** START OF AVAILABLE RECORDS **

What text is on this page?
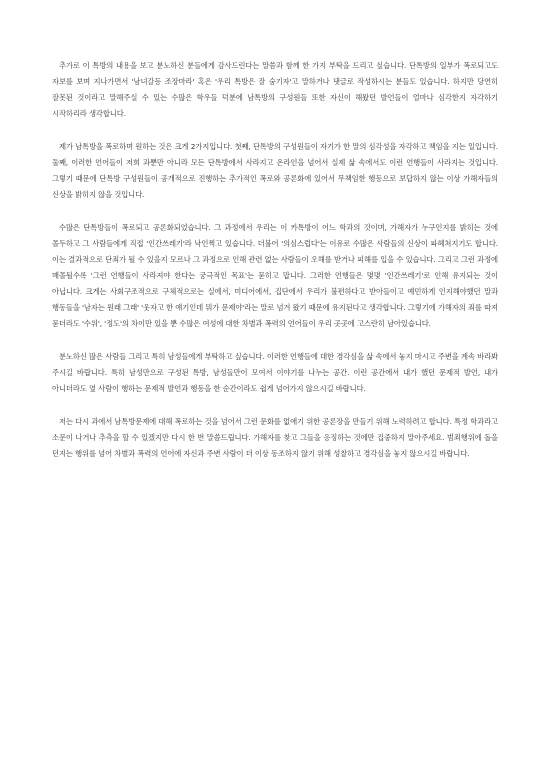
추가로 이 톡방의 내용을 보고 분노하신 분들에게 감사드린다는 말씀과 함께 한 가지 부탁을 드리고 싶습니다. 단톡방의 일부가 폭로되고도 자보를 보며 지나가면서 '남녀갈등 조장마라' 혹은 '우리 톡방은 잘 숨기자'고 말하거나 댓글로 작성하시는 분들도 있습니다. 하지만 당연히 잘못된 것이라고 말해주실 수 있는 수많은 학우들 덕분에 남톡방의 구성원들 또한 자신이 해왔던 발언들이 얼마나 심각한지 자각하기 시작하리라 생각합니다.

제가 남톡방을 폭로하며 원하는 것은 크게 2가지입니다. 첫째, 단톡방의 구성원들이 자기가 한 말의 심각성을 자각하고 책임을 지는 일입니다. 둘째, 이러한 언어들이 저희 과뿐만 아니라 모든 단톡방에서 사라지고 온라인을 넘어서 실제 삶 속에서도 이런 언행들이 사라지는 것입니다. 그렇기 때문에 단톡방 구성원들이 공개적으로 진행하는 추가적인 폭로와 공론화에 있어서 무책임한 행동으로 보답하지 않는 이상 가해자들의 신상을 밝히지 않을 것입니다.

수많은 단톡방들이 폭로되고 공론화되었습니다. 그 과정에서 우리는 이 카톡방이 어느 학과의 것이며, 가해자가 누구인지를 밝히는 것에 몰두하고 그 사람들에게 직접 '인간쓰레기'라 낙인찍고 있습니다. 더불어 '의심스럽다'는 이유로 수많은 사람들의 신상이 파헤쳐지기도 합니다. 이는 결과적으로 단죄가 될 수 있을지 모르나 그 과정으로 인해 관련 없는 사람들이 오해를 받거나 피해를 입을 수 있습니다. 그리고 그런 과정에 매몰될수록 '그런 언행들이 사라져야 한다는 궁극적인 목표'는 묻히고 맙니다. 그러한 언행들은 몇몇 '인간쓰레기'로 인해 유지되는 것이 아닙니다. 크게는 사회구조적으로 구체적으로는 실에서, 미디어에서, 집단에서 우리가 불편하다고 받아들이고 예민하게 인지해야했던 말과 행동들을 '남자는 원래 그래' '웃자고 한 얘기인데 뭐가 문제야'라는 말로 넘겨 왔기 때문에 유지된다고 생각합니다. 그렇기에 가해자의 죄를 따져 묻더라도 '수위', '정도'의 차이만 있을 뿐 수많은 여성에 대한 차별과 폭력의 언어들이 우리 곳곳에 고스란히 남아있습니다.

분노하신 많은 사람들 그리고 특히 남성들에게 부탁하고 싶습니다. 이러한 언행들에 대한 경각심을 삶 속에서 놓지 마시고 주변을 계속 바라봐 주시길 바랍니다. 특히 남성만으로 구성된 톡방, 남성들만이 모여서 이야기를 나누는 공간. 이런 공간에서 내가 했던 문제적 발언, 내가 아니더라도 옆 사람이 행하는 문제적 발언과 행동을 한 순간이라도 쉽게 넘어가지 않으시길 바랍니다.

저는 다시 과에서 남톡방문제에 대해 폭로하는 것을 넘어서 그런 문화를 없애기 위한 공론장을 만들기 위해 노력하려고 합니다. 특정 학과라고 소문이 나거나 추측을 할 수 있겠지만 다시 한 번 말씀드립니다. 가해자를 찾고 그들을 응징하는 것에만 집중하지 말아주세요. 범죄행위에 돌을 던지는 행위를 넘어 차별과 폭력의 언어에 자신과 주변 사람이 더 이상 동조하지 않기 위해 성찰하고 경각심을 놓지 않으시길 바랍니다.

** END OF AVAILABLE RECORDS **

REQUIREMENTS: Leave out the pictures and return every record word for word.

TASK OUTPUT:
What text is on this page?
추가로 이 톡방의 내용을 보고 분노하신 분들에게 감사드린다는 말씀과 함께 한 가지 부탁을 드리고 싶습니다. 단톡방의 일부가 폭로되고도 자보를 보며 지나가면서 '남녀갈등 조장마라' 혹은 '우리 톡방은 잘 숨기자'고 말하거나 댓글로 작성하시는 분들도 있습니다. 하지만 당연히 잘못된 것이라고 말해주실 수 있는 수많은 학우들 덕분에 남톡방의 구성원들 또한 자신이 해왔던 발언들이 얼마나 심각한지 자각하기 시작하리라 생각합니다.

제가 남톡방을 폭로하며 원하는 것은 크게 2가지입니다. 첫째, 단톡방의 구성원들이 자기가 한 말의 심각성을 자각하고 책임을 지는 일입니다. 둘째, 이러한 언어들이 저희 과뿐만 아니라 모든 단톡방에서 사라지고 온라인을 넘어서 실제 삶 속에서도 이런 언행들이 사라지는 것입니다. 그렇기 때문에 단톡방 구성원들이 공개적으로 진행하는 추가적인 폭로와 공론화에 있어서 무책임한 행동으로 보답하지 않는 이상 가해자들의 신상을 밝히지 않을 것입니다.

수많은 단톡방들이 폭로되고 공론화되었습니다. 그 과정에서 우리는 이 카톡방이 어느 학과의 것이며, 가해자가 누구인지를 밝히는 것에 몰두하고 그 사람들에게 직접 '인간쓰레기'라 낙인찍고 있습니다. 더불어 '의심스럽다'는 이유로 수많은 사람들의 신상이 파헤쳐지기도 합니다. 이는 결과적으로 단죄가 될 수 있을지 모르나 그 과정으로 인해 관련 없는 사람들이 오해를 받거나 피해를 입을 수 있습니다. 그리고 그런 과정에 매몰될수록 '그런 언행들이 사라져야 한다는 궁극적인 목표'는 묻히고 맙니다. 그러한 언행들은 몇몇 '인간쓰레기'로 인해 유지되는 것이 아닙니다. 크게는 사회구조적으로 구체적으로는 실에서, 미디어에서, 집단에서 우리가 불편하다고 받아들이고 예민하게 인지해야했던 말과 행동들을 '남자는 원래 그래' '웃자고 한 얘기인데 뭐가 문제야'라는 말로 넘겨 왔기 때문에 유지된다고 생각합니다. 그렇기에 가해자의 죄를 따져 묻더라도 '수위', '정도'의 차이만 있을 뿐 수많은 여성에 대한 차별과 폭력의 언어들이 우리 곳곳에 고스란히 남아있습니다.

분노하신 많은 사람들 그리고 특히 남성들에게 부탁하고 싶습니다. 이러한 언행들에 대한 경각심을 삶 속에서 놓지 마시고 주변을 계속 바라봐 주시길 바랍니다. 특히 남성만으로 구성된 톡방, 남성들만이 모여서 이야기를 나누는 공간. 이런 공간에서 내가 했던 문제적 발언, 내가 아니더라도 옆 사람이 행하는 문제적 발언과 행동을 한 순간이라도 쉽게 넘어가지 않으시길 바랍니다.

저는 다시 과에서 남톡방문제에 대해 폭로하는 것을 넘어서 그런 문화를 없애기 위한 공론장을 만들기 위해 노력하려고 합니다. 특정 학과라고 소문이 나거나 추측을 할 수 있겠지만 다시 한 번 말씀드립니다. 가해자를 찾고 그들을 응징하는 것에만 집중하지 말아주세요. 범죄행위에 돌을 던지는 행위를 넘어 차별과 폭력의 언어에 자신과 주변 사람이 더 이상 동조하지 않기 위해 성찰하고 경각심을 놓지 않으시길 바랍니다.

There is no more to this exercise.